## Exercise objective
Below are the records; locate each line with the word "Move" and copy it.
┌──
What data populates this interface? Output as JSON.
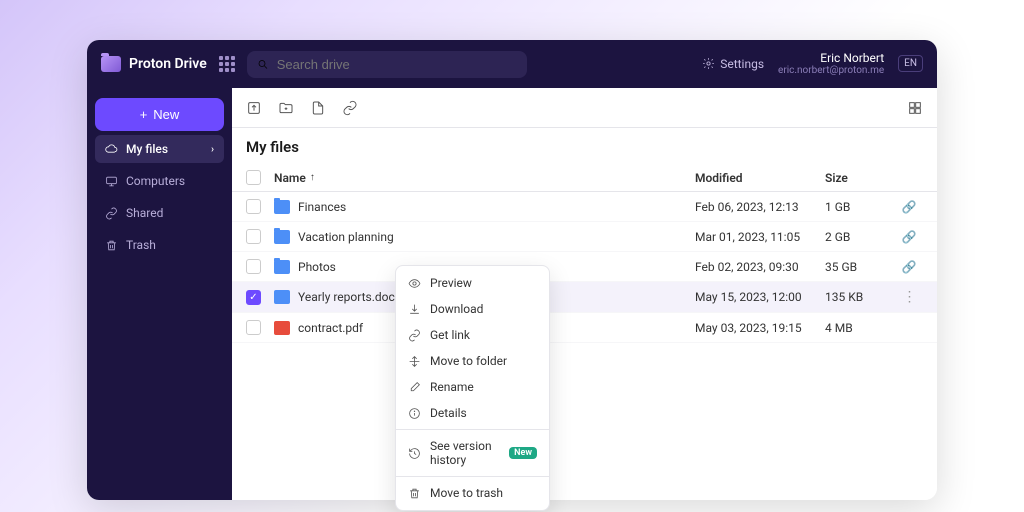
{
  "brand": "Proton Drive",
  "search": {
    "placeholder": "Search drive"
  },
  "header": {
    "settings": "Settings",
    "user_name": "Eric Norbert",
    "user_email": "eric.norbert@proton.me",
    "lang": "EN"
  },
  "sidebar": {
    "new_label": "New",
    "items": [
      {
        "label": "My files",
        "active": true
      },
      {
        "label": "Computers"
      },
      {
        "label": "Shared"
      },
      {
        "label": "Trash"
      }
    ]
  },
  "section_title": "My files",
  "columns": {
    "name": "Name",
    "modified": "Modified",
    "size": "Size"
  },
  "files": [
    {
      "name": "Finances",
      "type": "folder",
      "modified": "Feb 06, 2023, 12:13",
      "size": "1 GB",
      "shared": true
    },
    {
      "name": "Vacation planning",
      "type": "folder",
      "modified": "Mar 01, 2023, 11:05",
      "size": "2 GB",
      "shared": true
    },
    {
      "name": "Photos",
      "type": "folder",
      "modified": "Feb 02, 2023, 09:30",
      "size": "35 GB",
      "shared": true
    },
    {
      "name": "Yearly reports.docx",
      "type": "doc",
      "modified": "May 15, 2023, 12:00",
      "size": "135 KB",
      "selected": true
    },
    {
      "name": "contract.pdf",
      "type": "pdf",
      "modified": "May 03, 2023, 19:15",
      "size": "4 MB"
    }
  ],
  "context_menu": {
    "preview": "Preview",
    "download": "Download",
    "get_link": "Get link",
    "move": "Move to folder",
    "rename": "Rename",
    "details": "Details",
    "history": "See version history",
    "history_badge": "New",
    "trash": "Move to trash"
  }
}
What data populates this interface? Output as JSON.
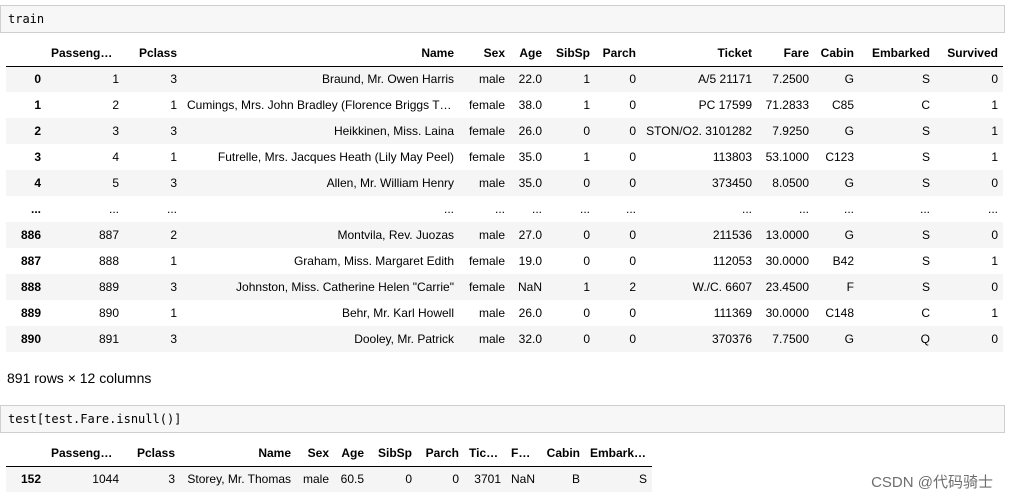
{
  "cells": [
    {
      "code": "train"
    },
    {
      "code": "test[test.Fare.isnull()]"
    }
  ],
  "train": {
    "columns": [
      "",
      "PassengerId",
      "Pclass",
      "Name",
      "Sex",
      "Age",
      "SibSp",
      "Parch",
      "Ticket",
      "Fare",
      "Cabin",
      "Embarked",
      "Survived"
    ],
    "rows": [
      [
        "0",
        "1",
        "3",
        "Braund, Mr. Owen Harris",
        "male",
        "22.0",
        "1",
        "0",
        "A/5 21171",
        "7.2500",
        "G",
        "S",
        "0"
      ],
      [
        "1",
        "2",
        "1",
        "Cumings, Mrs. John Bradley (Florence Briggs Th...",
        "female",
        "38.0",
        "1",
        "0",
        "PC 17599",
        "71.2833",
        "C85",
        "C",
        "1"
      ],
      [
        "2",
        "3",
        "3",
        "Heikkinen, Miss. Laina",
        "female",
        "26.0",
        "0",
        "0",
        "STON/O2. 3101282",
        "7.9250",
        "G",
        "S",
        "1"
      ],
      [
        "3",
        "4",
        "1",
        "Futrelle, Mrs. Jacques Heath (Lily May Peel)",
        "female",
        "35.0",
        "1",
        "0",
        "113803",
        "53.1000",
        "C123",
        "S",
        "1"
      ],
      [
        "4",
        "5",
        "3",
        "Allen, Mr. William Henry",
        "male",
        "35.0",
        "0",
        "0",
        "373450",
        "8.0500",
        "G",
        "S",
        "0"
      ],
      [
        "...",
        "...",
        "...",
        "...",
        "...",
        "...",
        "...",
        "...",
        "...",
        "...",
        "...",
        "...",
        "..."
      ],
      [
        "886",
        "887",
        "2",
        "Montvila, Rev. Juozas",
        "male",
        "27.0",
        "0",
        "0",
        "211536",
        "13.0000",
        "G",
        "S",
        "0"
      ],
      [
        "887",
        "888",
        "1",
        "Graham, Miss. Margaret Edith",
        "female",
        "19.0",
        "0",
        "0",
        "112053",
        "30.0000",
        "B42",
        "S",
        "1"
      ],
      [
        "888",
        "889",
        "3",
        "Johnston, Miss. Catherine Helen \"Carrie\"",
        "female",
        "NaN",
        "1",
        "2",
        "W./C. 6607",
        "23.4500",
        "F",
        "S",
        "0"
      ],
      [
        "889",
        "890",
        "1",
        "Behr, Mr. Karl Howell",
        "male",
        "26.0",
        "0",
        "0",
        "111369",
        "30.0000",
        "C148",
        "C",
        "1"
      ],
      [
        "890",
        "891",
        "3",
        "Dooley, Mr. Patrick",
        "male",
        "32.0",
        "0",
        "0",
        "370376",
        "7.7500",
        "G",
        "Q",
        "0"
      ]
    ],
    "summary": "891 rows × 12 columns"
  },
  "test": {
    "columns": [
      "",
      "PassengerId",
      "Pclass",
      "Name",
      "Sex",
      "Age",
      "SibSp",
      "Parch",
      "Ticket",
      "Fare",
      "Cabin",
      "Embarked"
    ],
    "rows": [
      [
        "152",
        "1044",
        "3",
        "Storey, Mr. Thomas",
        "male",
        "60.5",
        "0",
        "0",
        "3701",
        "NaN",
        "B",
        "S"
      ]
    ]
  },
  "watermark": "CSDN @代码骑士"
}
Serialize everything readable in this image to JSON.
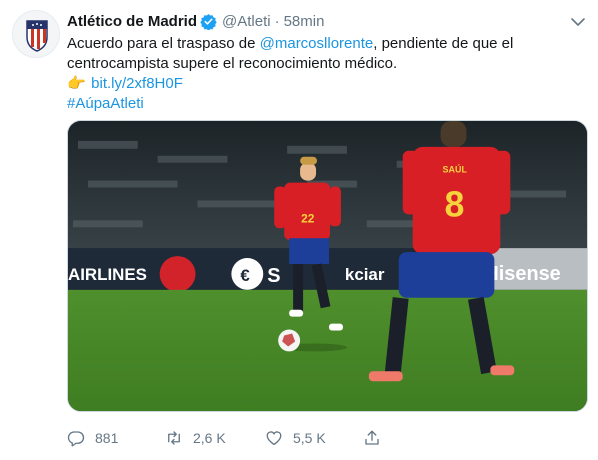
{
  "tweet": {
    "author": {
      "display_name": "Atlético de Madrid",
      "handle": "@Atleti",
      "verified": true
    },
    "separator": "·",
    "time": "58min",
    "text": {
      "line1_prefix": "Acuerdo para el traspaso de ",
      "mention": "@marcosllorente",
      "line1_suffix": ", pendiente de que el",
      "line2": "centrocampista supere el reconocimiento médico.",
      "emoji": "👉",
      "link": "bit.ly/2xf8H0F",
      "hashtag": "#AúpaAtleti"
    },
    "media": {
      "ad_boards": [
        "AIRLINES",
        "€",
        "S",
        "kciar",
        "Hisense"
      ],
      "player_front_number": "22",
      "player_back_name": "SAÚL",
      "player_back_number": "8"
    },
    "actions": {
      "replies": "881",
      "retweets": "2,6 K",
      "likes": "5,5 K"
    },
    "icons": {
      "verified": "verified-badge-icon",
      "caret": "chevron-down-icon",
      "reply": "reply-icon",
      "retweet": "retweet-icon",
      "like": "heart-icon",
      "share": "share-icon"
    },
    "colors": {
      "link": "#1b95e0",
      "muted": "#657786",
      "verified": "#1da1f2",
      "text": "#14171a"
    }
  }
}
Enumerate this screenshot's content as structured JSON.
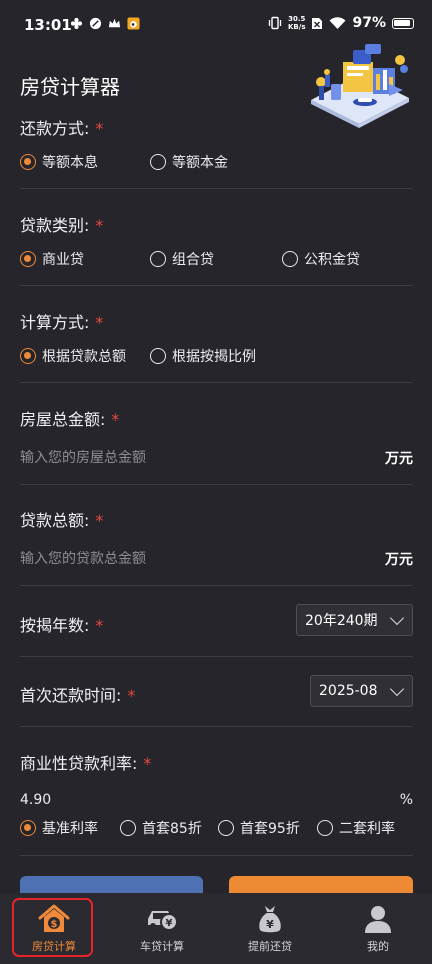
{
  "status_bar": {
    "time": "13:01",
    "net_speed_value": "30.5",
    "net_speed_unit": "KB/s",
    "battery": "97%"
  },
  "page": {
    "title": "房贷计算器"
  },
  "repayment": {
    "label": "还款方式:",
    "required": "*",
    "options": [
      "等额本息",
      "等额本金"
    ],
    "selected": "等额本息"
  },
  "loan_type": {
    "label": "贷款类别:",
    "required": "*",
    "options": [
      "商业贷",
      "组合贷",
      "公积金贷"
    ],
    "selected": "商业贷"
  },
  "calc_method": {
    "label": "计算方式:",
    "required": "*",
    "options": [
      "根据贷款总额",
      "根据按揭比例"
    ],
    "selected": "根据贷款总额"
  },
  "house_total": {
    "label": "房屋总金额:",
    "required": "*",
    "placeholder": "输入您的房屋总金额",
    "value": "",
    "unit": "万元"
  },
  "loan_total": {
    "label": "贷款总额:",
    "required": "*",
    "placeholder": "输入您的贷款总金额",
    "value": "",
    "unit": "万元"
  },
  "mortgage_years": {
    "label": "按揭年数:",
    "required": "*",
    "value": "20年240期"
  },
  "first_payment": {
    "label": "首次还款时间:",
    "required": "*",
    "value": "2025-08"
  },
  "commercial_rate": {
    "label": "商业性贷款利率:",
    "required": "*",
    "value": "4.90",
    "unit": "%",
    "options": [
      "基准利率",
      "首套85折",
      "首套95折",
      "二套利率"
    ],
    "selected": "基准利率"
  },
  "nav": {
    "items": [
      "房贷计算",
      "车贷计算",
      "提前还贷",
      "我的"
    ],
    "active": "房贷计算"
  },
  "colors": {
    "accent": "#f08a3a",
    "required": "#e84a3c",
    "button_blue": "#4d71b3",
    "button_orange": "#ee8a33",
    "highlight_frame": "#e5252b"
  }
}
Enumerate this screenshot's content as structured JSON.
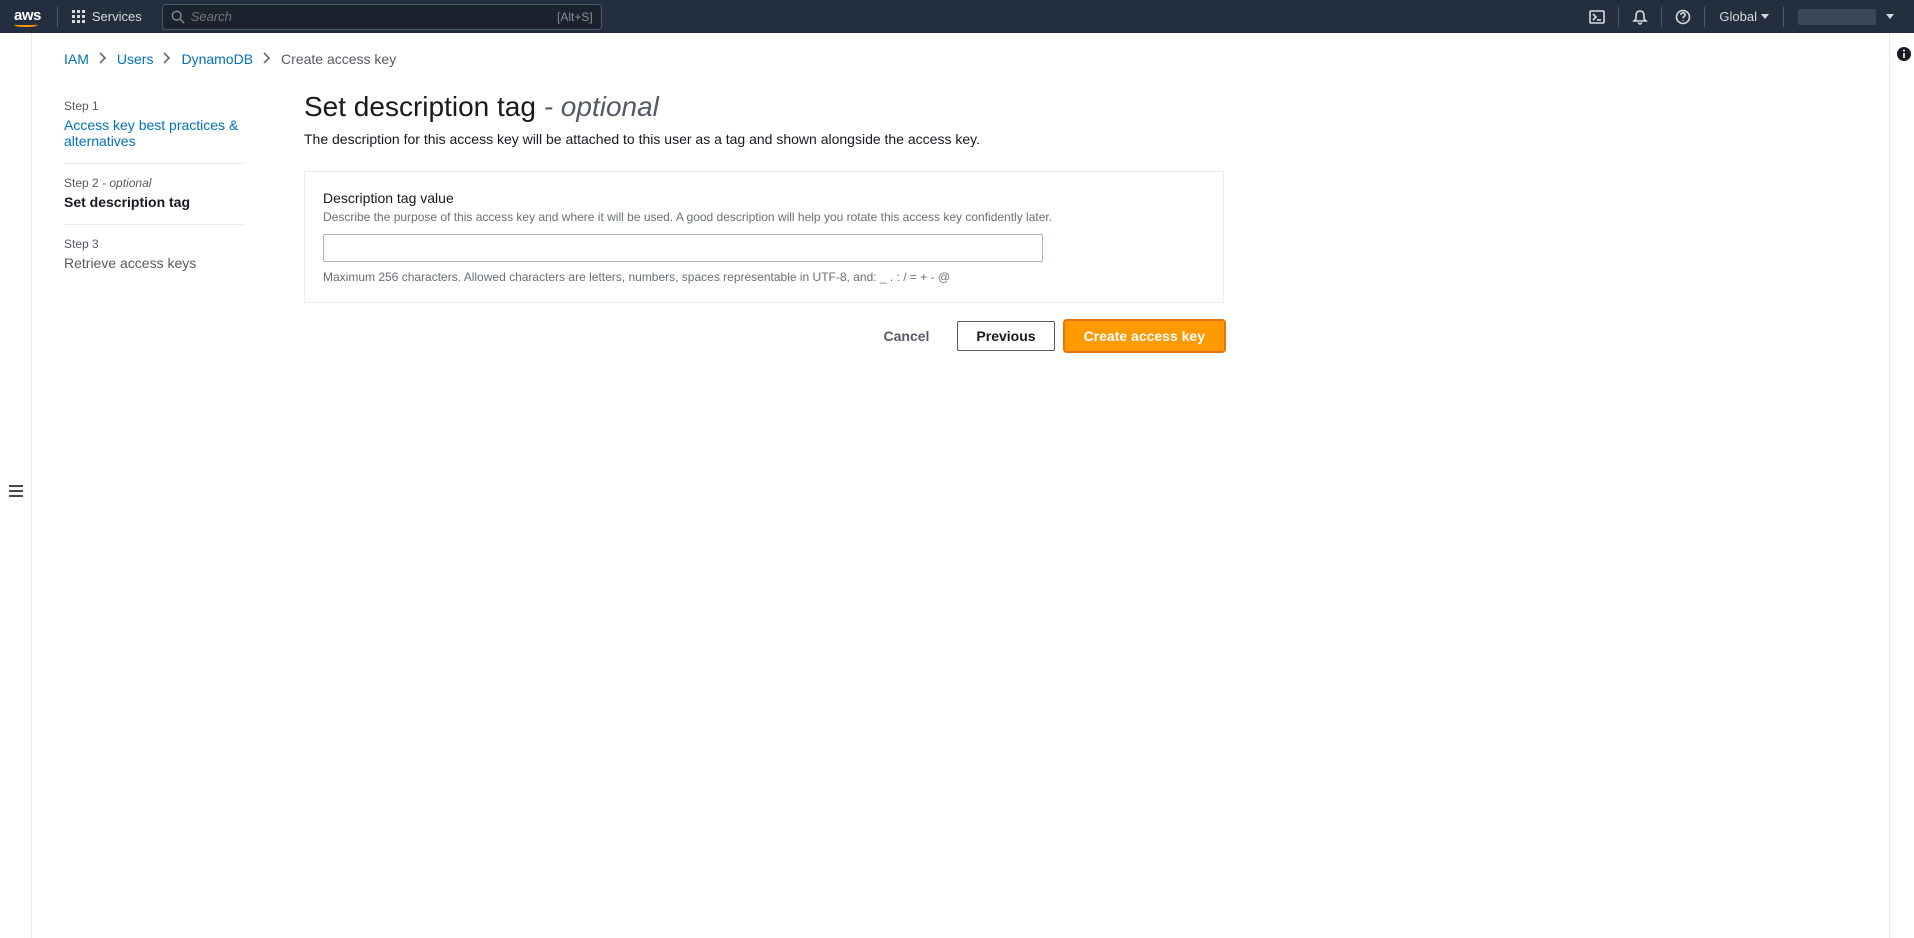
└──
## Task response
    "move": "Move to folder",
    "trash": "Move to trash"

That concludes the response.